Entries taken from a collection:
================

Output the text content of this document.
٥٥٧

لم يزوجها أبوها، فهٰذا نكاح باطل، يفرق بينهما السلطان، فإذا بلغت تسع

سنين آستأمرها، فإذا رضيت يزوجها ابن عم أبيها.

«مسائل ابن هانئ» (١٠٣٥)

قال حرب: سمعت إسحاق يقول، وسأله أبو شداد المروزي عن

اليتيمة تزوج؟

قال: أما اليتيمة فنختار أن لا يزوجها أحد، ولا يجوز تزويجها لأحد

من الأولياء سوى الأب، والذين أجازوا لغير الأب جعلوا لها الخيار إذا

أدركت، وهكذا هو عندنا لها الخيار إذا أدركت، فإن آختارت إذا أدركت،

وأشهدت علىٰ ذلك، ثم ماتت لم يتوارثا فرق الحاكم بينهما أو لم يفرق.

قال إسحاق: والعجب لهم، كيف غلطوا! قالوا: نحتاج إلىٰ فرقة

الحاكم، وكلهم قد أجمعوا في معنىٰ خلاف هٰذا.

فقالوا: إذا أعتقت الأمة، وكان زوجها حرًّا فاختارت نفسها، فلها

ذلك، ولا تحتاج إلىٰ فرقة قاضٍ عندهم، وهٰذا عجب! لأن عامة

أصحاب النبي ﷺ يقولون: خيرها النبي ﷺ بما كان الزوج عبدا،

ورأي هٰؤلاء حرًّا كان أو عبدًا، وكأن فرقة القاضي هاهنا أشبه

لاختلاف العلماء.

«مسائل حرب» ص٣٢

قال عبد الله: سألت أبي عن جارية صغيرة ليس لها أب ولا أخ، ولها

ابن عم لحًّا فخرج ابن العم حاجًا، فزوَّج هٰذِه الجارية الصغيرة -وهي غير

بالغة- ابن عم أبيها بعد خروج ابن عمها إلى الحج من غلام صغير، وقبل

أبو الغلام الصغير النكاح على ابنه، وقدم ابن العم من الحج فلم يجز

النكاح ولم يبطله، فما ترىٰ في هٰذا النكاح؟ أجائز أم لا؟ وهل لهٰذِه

================

What to produce: Copy out every line of the listing that includes the string "أبيها".

Answer to the task:
سنين آستأمرها، فإذا رضيت يزوجها ابن عم أبيها.
بالغة- ابن عم أبيها بعد خروج ابن عمها إلى الحج من غلام صغير، وقبل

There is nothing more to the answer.